> _Exercise_: Print all of the records below again without a single difference.

====

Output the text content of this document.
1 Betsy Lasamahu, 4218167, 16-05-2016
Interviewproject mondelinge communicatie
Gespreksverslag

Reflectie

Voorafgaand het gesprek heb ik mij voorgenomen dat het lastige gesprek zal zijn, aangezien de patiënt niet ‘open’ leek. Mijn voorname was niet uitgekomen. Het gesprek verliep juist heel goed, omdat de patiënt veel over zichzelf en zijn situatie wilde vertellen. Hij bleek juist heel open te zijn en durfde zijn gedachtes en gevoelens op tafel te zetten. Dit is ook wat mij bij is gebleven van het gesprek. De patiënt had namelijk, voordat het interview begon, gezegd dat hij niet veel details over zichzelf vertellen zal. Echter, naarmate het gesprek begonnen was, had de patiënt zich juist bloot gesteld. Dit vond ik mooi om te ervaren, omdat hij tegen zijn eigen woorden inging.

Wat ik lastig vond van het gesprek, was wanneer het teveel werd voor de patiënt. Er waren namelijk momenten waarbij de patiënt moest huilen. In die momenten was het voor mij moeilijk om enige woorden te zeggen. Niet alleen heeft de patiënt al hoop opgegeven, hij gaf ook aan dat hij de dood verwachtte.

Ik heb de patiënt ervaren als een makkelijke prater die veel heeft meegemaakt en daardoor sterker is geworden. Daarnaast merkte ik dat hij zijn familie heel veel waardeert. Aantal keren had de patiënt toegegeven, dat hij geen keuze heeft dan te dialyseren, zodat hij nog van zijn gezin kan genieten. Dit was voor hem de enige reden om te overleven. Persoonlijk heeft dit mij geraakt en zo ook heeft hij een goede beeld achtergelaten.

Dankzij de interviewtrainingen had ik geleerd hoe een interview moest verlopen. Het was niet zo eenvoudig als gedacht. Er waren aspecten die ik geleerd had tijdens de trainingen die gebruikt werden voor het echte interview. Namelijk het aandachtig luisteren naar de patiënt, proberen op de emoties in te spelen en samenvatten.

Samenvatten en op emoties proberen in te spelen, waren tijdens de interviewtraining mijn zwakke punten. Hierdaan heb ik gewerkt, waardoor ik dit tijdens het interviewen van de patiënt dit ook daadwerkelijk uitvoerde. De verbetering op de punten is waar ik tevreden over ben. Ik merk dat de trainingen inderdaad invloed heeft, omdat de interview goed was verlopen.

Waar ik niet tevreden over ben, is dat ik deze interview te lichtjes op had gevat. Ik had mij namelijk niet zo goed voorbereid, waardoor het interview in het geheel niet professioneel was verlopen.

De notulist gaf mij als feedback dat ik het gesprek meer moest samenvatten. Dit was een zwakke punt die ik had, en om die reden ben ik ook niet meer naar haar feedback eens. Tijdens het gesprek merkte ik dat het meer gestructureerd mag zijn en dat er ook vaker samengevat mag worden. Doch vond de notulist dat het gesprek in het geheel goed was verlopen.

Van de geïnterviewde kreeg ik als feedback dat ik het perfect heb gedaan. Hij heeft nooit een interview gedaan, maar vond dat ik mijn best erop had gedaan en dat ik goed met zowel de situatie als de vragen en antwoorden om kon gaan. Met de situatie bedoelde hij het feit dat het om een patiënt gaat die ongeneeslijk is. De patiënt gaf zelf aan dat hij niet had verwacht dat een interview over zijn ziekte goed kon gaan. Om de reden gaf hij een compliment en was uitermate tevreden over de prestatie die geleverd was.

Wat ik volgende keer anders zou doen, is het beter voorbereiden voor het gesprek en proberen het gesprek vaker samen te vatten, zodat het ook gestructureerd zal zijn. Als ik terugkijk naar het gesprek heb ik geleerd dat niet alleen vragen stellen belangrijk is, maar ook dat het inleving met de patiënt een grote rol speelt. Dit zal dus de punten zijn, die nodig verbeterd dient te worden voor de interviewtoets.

====

> _Answer section_:
Output the text content of this document.
1 Betsy Lasamahu, 4218167, 16-05-2016
Interviewproject mondelinge communicatie
Gespreksverslag

Reflectie

Voorafgaand het gesprek heb ik mij voorgenomen dat het lastige gesprek zal zijn, aangezien de patiënt niet ‘open’ leek. Mijn voorname was niet uitgekomen. Het gesprek verliep juist heel goed, omdat de patiënt veel over zichzelf en zijn situatie wilde vertellen. Hij bleek juist heel open te zijn en durfde zijn gedachtes en gevoelens op tafel te zetten. Dit is ook wat mij bij is gebleven van het gesprek. De patiënt had namelijk, voordat het interview begon, gezegd dat hij niet veel details over zichzelf vertellen zal. Echter, naarmate het gesprek begonnen was, had de patiënt zich juist bloot gesteld. Dit vond ik mooi om te ervaren, omdat hij tegen zijn eigen woorden inging.

Wat ik lastig vond van het gesprek, was wanneer het teveel werd voor de patiënt. Er waren namelijk momenten waarbij de patiënt moest huilen. In die momenten was het voor mij moeilijk om enige woorden te zeggen. Niet alleen heeft de patiënt al hoop opgegeven, hij gaf ook aan dat hij de dood verwachtte.

Ik heb de patiënt ervaren als een makkelijke prater die veel heeft meegemaakt en daardoor sterker is geworden. Daarnaast merkte ik dat hij zijn familie heel veel waardeert. Aantal keren had de patiënt toegegeven, dat hij geen keuze heeft dan te dialyseren, zodat hij nog van zijn gezin kan genieten. Dit was voor hem de enige reden om te overleven. Persoonlijk heeft dit mij geraakt en zo ook heeft hij een goede beeld achtergelaten.

Dankzij de interviewtrainingen had ik geleerd hoe een interview moest verlopen. Het was niet zo eenvoudig als gedacht. Er waren aspecten die ik geleerd had tijdens de trainingen die gebruikt werden voor het echte interview. Namelijk het aandachtig luisteren naar de patiënt, proberen op de emoties in te spelen en samenvatten.

Samenvatten en op emoties proberen in te spelen, waren tijdens de interviewtraining mijn zwakke punten. Hierdaan heb ik gewerkt, waardoor ik dit tijdens het interviewen van de patiënt dit ook daadwerkelijk uitvoerde. De verbetering op de punten is waar ik tevreden over ben. Ik merk dat de trainingen inderdaad invloed heeft, omdat de interview goed was verlopen.

Waar ik niet tevreden over ben, is dat ik deze interview te lichtjes op had gevat. Ik had mij namelijk niet zo goed voorbereid, waardoor het interview in het geheel niet professioneel was verlopen.

De notulist gaf mij als feedback dat ik het gesprek meer moest samenvatten. Dit was een zwakke punt die ik had, en om die reden ben ik ook niet meer naar haar feedback eens. Tijdens het gesprek merkte ik dat het meer gestructureerd mag zijn en dat er ook vaker samengevat mag worden. Doch vond de notulist dat het gesprek in het geheel goed was verlopen.

Van de geïnterviewde kreeg ik als feedback dat ik het perfect heb gedaan. Hij heeft nooit een interview gedaan, maar vond dat ik mijn best erop had gedaan en dat ik goed met zowel de situatie als de vragen en antwoorden om kon gaan. Met de situatie bedoelde hij het feit dat het om een patiënt gaat die ongeneeslijk is. De patiënt gaf zelf aan dat hij niet had verwacht dat een interview over zijn ziekte goed kon gaan. Om de reden gaf hij een compliment en was uitermate tevreden over de prestatie die geleverd was.

Wat ik volgende keer anders zou doen, is het beter voorbereiden voor het gesprek en proberen het gesprek vaker samen te vatten, zodat het ook gestructureerd zal zijn. Als ik terugkijk naar het gesprek heb ik geleerd dat niet alleen vragen stellen belangrijk is, maar ook dat het inleving met de patiënt een grote rol speelt. Dit zal dus de punten zijn, die nodig verbeterd dient te worden voor de interviewtoets.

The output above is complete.